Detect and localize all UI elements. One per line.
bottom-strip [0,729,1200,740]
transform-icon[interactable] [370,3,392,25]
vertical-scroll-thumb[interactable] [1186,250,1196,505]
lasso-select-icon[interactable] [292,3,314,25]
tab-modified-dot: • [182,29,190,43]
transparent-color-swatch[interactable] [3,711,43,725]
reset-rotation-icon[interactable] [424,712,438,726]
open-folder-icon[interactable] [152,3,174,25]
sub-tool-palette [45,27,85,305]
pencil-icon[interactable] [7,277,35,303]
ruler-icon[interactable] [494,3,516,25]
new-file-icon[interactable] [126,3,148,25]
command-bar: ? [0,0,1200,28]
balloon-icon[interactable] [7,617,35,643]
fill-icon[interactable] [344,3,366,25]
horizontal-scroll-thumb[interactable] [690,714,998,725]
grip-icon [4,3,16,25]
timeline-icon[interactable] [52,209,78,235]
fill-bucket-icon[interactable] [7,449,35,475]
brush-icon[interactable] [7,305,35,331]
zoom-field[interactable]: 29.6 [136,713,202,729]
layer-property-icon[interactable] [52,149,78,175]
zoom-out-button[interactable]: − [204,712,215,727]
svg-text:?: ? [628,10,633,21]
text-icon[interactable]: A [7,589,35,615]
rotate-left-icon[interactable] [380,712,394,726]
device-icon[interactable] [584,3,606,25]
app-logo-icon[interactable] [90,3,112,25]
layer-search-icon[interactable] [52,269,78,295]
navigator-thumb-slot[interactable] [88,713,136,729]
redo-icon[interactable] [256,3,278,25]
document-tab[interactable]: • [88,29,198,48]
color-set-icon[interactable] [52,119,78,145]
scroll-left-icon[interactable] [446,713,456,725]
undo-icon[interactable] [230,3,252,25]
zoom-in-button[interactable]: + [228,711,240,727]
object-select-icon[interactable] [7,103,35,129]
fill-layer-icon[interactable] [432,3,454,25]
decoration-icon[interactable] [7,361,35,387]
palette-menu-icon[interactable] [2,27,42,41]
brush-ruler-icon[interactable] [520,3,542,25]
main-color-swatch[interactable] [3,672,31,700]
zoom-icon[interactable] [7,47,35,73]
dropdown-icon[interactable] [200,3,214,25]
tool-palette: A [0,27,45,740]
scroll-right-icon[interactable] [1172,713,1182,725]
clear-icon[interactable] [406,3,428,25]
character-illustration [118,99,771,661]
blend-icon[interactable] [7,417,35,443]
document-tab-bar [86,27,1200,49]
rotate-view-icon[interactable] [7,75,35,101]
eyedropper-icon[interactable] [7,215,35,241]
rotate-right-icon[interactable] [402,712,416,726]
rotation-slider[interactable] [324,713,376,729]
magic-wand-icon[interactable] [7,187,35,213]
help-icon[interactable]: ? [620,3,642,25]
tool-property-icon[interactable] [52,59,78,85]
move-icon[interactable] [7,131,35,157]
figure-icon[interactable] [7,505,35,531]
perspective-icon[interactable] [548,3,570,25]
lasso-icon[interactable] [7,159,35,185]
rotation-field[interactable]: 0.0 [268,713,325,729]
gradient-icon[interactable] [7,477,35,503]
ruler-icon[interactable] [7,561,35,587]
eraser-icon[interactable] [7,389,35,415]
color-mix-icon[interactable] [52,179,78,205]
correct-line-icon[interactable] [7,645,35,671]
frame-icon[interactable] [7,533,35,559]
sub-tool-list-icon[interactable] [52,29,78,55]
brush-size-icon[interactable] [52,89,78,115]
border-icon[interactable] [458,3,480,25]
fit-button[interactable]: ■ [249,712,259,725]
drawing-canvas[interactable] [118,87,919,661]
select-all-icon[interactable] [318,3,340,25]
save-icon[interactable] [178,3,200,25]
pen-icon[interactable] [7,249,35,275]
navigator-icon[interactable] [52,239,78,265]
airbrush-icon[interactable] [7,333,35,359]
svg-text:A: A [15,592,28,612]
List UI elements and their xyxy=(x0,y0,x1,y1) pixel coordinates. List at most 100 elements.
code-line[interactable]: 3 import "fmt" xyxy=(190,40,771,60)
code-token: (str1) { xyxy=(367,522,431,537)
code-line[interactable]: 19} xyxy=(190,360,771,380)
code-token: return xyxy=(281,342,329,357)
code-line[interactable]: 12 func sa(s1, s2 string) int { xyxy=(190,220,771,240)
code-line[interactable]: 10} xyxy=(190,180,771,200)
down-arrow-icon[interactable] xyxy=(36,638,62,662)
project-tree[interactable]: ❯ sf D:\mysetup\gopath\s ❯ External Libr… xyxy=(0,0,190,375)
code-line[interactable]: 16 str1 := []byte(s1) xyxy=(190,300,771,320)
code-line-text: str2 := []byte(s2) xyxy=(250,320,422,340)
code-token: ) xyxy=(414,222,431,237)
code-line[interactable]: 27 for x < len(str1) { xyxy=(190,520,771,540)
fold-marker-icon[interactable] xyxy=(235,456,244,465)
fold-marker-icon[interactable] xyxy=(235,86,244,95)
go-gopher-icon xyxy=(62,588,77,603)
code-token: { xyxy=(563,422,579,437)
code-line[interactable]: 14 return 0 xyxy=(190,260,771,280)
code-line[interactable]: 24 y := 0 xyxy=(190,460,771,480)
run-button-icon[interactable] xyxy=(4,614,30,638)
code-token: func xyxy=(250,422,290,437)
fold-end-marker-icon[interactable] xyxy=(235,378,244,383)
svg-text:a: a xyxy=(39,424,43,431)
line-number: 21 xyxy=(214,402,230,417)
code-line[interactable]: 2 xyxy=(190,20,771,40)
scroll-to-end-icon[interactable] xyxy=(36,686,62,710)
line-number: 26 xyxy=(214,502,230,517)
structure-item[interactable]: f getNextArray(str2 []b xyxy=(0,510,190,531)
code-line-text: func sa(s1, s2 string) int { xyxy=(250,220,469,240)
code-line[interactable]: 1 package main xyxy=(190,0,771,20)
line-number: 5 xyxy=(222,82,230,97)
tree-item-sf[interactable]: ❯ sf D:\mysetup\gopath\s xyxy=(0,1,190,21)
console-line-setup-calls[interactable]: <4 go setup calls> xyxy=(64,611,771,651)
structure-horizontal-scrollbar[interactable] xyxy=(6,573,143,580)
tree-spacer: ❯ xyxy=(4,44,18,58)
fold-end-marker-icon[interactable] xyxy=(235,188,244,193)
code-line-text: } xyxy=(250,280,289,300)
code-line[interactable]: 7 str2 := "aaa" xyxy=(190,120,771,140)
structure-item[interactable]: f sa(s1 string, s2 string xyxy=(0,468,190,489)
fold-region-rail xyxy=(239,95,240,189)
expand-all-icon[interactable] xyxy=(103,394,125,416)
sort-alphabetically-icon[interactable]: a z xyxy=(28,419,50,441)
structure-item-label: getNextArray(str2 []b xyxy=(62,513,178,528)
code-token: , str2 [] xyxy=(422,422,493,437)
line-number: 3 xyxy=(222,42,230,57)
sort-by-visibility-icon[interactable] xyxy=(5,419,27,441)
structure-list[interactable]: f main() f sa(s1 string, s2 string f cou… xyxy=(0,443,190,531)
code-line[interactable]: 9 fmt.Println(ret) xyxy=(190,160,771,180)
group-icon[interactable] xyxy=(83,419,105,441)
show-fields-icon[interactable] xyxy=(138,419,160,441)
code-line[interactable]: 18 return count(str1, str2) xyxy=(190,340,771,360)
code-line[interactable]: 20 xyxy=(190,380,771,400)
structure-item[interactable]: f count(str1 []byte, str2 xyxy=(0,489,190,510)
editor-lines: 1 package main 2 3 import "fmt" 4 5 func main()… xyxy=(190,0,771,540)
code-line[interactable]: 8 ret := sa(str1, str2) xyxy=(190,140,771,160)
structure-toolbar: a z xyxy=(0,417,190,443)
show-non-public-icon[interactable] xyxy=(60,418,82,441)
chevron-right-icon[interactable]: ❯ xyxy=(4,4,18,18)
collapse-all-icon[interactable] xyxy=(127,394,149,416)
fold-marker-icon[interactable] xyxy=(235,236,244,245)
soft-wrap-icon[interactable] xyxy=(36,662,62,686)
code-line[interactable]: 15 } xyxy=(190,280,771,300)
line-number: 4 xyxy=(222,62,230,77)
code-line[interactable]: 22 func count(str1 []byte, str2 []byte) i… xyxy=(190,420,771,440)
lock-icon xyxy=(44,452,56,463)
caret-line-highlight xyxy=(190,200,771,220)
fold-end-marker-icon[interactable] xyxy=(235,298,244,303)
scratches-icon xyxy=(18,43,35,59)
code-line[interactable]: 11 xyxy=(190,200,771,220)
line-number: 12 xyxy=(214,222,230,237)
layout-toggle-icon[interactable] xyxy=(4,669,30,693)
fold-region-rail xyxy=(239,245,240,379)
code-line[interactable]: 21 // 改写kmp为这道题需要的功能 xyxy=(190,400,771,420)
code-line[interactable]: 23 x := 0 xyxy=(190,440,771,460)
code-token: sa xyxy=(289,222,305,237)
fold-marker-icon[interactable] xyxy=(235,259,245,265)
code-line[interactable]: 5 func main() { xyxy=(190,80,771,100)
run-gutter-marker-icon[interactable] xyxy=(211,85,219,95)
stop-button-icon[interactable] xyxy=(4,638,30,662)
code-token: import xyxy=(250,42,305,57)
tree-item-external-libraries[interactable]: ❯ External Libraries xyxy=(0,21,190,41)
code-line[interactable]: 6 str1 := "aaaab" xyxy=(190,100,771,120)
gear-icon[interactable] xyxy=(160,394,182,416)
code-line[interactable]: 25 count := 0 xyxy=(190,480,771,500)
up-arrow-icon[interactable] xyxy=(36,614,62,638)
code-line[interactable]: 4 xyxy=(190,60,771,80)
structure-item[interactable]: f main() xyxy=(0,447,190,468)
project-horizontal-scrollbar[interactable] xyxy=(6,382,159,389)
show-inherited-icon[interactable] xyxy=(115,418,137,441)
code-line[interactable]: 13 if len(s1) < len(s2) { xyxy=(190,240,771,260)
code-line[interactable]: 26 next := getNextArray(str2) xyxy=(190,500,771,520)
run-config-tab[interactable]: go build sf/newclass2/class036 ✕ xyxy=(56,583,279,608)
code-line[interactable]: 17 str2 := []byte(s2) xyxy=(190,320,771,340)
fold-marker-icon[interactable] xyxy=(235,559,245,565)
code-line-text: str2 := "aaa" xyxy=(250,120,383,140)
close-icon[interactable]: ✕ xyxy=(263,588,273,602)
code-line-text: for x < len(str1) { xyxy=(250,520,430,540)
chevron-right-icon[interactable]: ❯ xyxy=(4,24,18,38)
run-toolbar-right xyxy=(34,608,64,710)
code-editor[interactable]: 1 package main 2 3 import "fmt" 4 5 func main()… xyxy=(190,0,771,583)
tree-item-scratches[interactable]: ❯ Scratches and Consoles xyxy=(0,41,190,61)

____

• Short problem: Copy the records above word for word, from the very first line through the line that contains "text-icon[interactable]: A [7,589,35,615]".

• Solution:
Detect and localize all UI elements. One per line.
bottom-strip [0,729,1200,740]
transform-icon[interactable] [370,3,392,25]
vertical-scroll-thumb[interactable] [1186,250,1196,505]
lasso-select-icon[interactable] [292,3,314,25]
tab-modified-dot: • [182,29,190,43]
transparent-color-swatch[interactable] [3,711,43,725]
reset-rotation-icon[interactable] [424,712,438,726]
open-folder-icon[interactable] [152,3,174,25]
sub-tool-palette [45,27,85,305]
pencil-icon[interactable] [7,277,35,303]
ruler-icon[interactable] [494,3,516,25]
new-file-icon[interactable] [126,3,148,25]
command-bar: ? [0,0,1200,28]
balloon-icon[interactable] [7,617,35,643]
fill-icon[interactable] [344,3,366,25]
horizontal-scroll-thumb[interactable] [690,714,998,725]
grip-icon [4,3,16,25]
timeline-icon[interactable] [52,209,78,235]
fill-bucket-icon[interactable] [7,449,35,475]
brush-icon[interactable] [7,305,35,331]
zoom-field[interactable]: 29.6 [136,713,202,729]
layer-property-icon[interactable] [52,149,78,175]
zoom-out-button[interactable]: − [204,712,215,727]
svg-text:?: ? [628,10,633,21]
text-icon[interactable]: A [7,589,35,615]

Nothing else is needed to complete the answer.